Data excerpts:
□ □ □ □ □ □ □
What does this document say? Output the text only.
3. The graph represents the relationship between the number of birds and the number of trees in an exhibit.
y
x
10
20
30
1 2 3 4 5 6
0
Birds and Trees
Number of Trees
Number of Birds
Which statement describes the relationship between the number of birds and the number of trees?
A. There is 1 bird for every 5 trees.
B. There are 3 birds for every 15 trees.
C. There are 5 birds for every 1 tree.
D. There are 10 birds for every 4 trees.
□ □ □ □ □ □ □
WHAT YOU ARE ASKED TO DO: Transcribe the data above in full, exactly.

IN RESPONSE:
What does this document say? Output the text only.
3. The graph represents the relationship between the number of birds and the number of trees in an exhibit.
y
x
10
20
30
1 2 3 4 5 6
0
Birds and Trees
Number of Trees
Number of Birds
Which statement describes the relationship between the number of birds and the number of trees?
A. There is 1 bird for every 5 trees.
B. There are 3 birds for every 15 trees.
C. There are 5 birds for every 1 tree.
D. There are 10 birds for every 4 trees.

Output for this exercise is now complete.